Description of the task
Only lines with the string "данные" matter here; gather them from the material below.
^^^^^^^^^^^^^^^^
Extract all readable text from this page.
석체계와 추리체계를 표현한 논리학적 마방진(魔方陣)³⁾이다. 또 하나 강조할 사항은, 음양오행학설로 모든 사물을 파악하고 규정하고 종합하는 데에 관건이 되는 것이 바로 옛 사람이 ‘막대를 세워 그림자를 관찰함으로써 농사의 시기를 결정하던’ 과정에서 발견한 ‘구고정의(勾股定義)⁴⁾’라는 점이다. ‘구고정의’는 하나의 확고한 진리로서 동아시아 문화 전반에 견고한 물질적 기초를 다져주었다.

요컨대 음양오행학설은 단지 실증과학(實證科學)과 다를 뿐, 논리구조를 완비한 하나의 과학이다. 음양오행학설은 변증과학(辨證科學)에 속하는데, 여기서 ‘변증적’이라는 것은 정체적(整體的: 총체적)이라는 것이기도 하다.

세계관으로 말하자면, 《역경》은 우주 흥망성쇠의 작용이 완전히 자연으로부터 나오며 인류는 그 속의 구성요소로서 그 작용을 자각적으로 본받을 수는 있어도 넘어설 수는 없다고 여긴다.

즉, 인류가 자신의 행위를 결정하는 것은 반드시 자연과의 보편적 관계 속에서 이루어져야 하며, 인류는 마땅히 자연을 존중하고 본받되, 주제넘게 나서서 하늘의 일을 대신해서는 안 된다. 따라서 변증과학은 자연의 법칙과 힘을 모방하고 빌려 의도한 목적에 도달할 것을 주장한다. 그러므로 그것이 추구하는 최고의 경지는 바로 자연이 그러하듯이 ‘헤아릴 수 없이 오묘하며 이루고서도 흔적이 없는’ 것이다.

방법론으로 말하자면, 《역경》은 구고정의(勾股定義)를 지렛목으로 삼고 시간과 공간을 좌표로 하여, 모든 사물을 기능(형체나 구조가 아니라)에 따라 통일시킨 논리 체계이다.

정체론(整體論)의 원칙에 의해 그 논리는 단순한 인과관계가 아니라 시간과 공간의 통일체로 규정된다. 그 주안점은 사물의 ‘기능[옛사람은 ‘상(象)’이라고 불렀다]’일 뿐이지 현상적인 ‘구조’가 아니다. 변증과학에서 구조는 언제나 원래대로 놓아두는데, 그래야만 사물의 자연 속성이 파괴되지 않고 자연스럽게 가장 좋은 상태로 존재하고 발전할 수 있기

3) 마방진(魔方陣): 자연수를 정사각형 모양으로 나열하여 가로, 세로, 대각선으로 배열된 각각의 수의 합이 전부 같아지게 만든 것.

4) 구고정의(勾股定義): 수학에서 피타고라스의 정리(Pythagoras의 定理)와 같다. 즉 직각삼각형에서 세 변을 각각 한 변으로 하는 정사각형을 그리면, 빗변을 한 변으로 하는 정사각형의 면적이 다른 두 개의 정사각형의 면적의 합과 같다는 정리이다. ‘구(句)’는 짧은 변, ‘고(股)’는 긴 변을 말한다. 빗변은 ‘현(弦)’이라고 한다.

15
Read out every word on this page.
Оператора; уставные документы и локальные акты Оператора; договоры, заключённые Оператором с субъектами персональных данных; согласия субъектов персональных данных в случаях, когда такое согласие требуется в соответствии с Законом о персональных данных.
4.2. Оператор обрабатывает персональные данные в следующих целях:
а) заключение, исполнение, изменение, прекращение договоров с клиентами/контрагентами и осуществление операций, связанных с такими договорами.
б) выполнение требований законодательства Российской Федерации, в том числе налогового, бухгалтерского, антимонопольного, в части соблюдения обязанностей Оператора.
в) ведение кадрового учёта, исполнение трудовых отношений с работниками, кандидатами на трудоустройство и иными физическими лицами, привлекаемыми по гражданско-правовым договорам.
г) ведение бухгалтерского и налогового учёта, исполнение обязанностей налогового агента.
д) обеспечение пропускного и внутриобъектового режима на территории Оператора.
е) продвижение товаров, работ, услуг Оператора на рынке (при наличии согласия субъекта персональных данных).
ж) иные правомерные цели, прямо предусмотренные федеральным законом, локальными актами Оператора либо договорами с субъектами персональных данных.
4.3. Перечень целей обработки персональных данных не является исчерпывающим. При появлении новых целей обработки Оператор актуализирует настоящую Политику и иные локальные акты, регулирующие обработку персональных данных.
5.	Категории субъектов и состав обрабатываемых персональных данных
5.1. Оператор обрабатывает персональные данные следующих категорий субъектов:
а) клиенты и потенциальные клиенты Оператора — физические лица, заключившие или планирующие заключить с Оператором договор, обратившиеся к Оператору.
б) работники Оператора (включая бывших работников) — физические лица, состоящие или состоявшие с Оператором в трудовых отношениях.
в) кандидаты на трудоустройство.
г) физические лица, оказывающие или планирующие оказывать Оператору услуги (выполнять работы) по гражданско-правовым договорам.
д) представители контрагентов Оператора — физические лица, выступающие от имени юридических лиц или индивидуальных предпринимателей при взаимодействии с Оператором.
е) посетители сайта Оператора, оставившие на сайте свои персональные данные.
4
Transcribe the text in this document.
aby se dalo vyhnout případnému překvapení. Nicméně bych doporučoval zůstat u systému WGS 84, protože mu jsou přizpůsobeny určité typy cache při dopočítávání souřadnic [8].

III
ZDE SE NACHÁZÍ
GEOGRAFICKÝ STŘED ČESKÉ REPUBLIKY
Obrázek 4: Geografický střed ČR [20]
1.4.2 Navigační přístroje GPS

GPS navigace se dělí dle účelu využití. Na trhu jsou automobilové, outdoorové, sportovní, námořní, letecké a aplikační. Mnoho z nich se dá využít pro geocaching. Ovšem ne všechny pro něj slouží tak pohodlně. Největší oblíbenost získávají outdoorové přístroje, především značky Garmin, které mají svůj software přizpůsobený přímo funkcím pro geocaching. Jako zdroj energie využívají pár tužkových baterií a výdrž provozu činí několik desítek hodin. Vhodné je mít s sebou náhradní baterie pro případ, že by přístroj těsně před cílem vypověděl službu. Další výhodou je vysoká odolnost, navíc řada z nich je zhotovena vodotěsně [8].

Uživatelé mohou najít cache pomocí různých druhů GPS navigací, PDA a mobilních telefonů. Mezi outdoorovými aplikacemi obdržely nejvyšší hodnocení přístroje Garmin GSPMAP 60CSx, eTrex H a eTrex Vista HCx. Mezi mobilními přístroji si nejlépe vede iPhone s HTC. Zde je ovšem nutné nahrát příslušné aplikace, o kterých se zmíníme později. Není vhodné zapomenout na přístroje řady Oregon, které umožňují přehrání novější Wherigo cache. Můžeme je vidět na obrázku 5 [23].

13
^^^^^^^^^^^^^^^^
Exercise result
4.2. Оператор обрабатывает персональные данные в следующих целях:
5.1. Оператор обрабатывает персональные данные следующих категорий субъектов:
е) посетители сайта Оператора, оставившие на сайте свои персональные данные.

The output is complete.